**SET PROBLEM**
Go through each line of the records below and count those with the word "peux"; give only the total.
--------
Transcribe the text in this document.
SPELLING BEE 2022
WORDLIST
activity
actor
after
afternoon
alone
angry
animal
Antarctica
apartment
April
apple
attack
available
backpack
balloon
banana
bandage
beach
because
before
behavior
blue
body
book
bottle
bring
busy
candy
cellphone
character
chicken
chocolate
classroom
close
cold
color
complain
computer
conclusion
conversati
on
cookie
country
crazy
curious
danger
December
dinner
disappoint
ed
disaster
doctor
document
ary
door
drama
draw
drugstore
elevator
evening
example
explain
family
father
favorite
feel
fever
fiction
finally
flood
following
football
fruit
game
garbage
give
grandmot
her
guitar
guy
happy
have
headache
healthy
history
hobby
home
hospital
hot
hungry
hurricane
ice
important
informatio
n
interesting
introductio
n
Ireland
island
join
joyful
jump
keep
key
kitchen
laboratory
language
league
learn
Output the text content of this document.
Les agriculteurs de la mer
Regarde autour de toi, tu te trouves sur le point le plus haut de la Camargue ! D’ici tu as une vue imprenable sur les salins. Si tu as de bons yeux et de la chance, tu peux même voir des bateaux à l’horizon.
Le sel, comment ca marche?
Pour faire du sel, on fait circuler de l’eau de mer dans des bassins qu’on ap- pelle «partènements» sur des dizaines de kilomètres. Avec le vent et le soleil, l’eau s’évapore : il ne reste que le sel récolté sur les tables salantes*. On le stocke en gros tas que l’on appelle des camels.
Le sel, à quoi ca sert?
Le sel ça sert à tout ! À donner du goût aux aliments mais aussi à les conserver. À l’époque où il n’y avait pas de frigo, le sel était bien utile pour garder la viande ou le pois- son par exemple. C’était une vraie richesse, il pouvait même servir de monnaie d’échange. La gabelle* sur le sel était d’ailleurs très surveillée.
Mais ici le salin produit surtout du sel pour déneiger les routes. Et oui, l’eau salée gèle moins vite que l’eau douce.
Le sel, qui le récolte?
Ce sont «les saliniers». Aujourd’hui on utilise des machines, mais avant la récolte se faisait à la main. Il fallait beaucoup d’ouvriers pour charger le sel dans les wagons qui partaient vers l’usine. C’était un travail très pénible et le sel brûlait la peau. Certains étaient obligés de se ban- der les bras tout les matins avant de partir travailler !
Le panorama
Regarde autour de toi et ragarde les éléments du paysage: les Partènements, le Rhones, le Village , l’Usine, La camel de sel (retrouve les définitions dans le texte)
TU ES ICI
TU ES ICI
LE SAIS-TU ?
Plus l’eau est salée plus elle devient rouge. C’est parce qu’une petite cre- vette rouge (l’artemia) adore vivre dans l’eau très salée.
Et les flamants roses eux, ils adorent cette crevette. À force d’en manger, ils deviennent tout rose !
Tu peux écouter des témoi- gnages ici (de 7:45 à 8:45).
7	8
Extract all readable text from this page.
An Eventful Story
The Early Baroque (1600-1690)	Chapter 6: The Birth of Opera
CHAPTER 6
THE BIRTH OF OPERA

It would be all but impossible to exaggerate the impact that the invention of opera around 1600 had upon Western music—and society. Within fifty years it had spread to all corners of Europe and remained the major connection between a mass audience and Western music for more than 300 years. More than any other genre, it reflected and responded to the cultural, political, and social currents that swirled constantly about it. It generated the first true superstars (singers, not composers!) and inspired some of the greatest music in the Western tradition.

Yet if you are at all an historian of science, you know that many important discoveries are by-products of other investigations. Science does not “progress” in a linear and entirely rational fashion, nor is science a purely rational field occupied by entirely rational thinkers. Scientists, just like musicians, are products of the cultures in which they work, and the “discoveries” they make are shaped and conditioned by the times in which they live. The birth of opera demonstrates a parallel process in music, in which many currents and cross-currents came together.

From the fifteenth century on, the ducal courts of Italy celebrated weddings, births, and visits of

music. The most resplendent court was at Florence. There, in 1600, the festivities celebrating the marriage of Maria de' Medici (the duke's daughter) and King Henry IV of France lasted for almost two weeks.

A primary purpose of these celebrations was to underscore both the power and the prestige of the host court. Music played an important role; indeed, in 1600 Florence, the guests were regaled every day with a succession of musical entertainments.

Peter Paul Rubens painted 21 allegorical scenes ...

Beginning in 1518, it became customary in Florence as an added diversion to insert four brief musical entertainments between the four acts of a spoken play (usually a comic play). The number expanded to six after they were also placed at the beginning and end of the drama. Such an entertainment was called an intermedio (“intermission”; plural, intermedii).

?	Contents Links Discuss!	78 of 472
--------
**COMPLETE OUTPUT**
2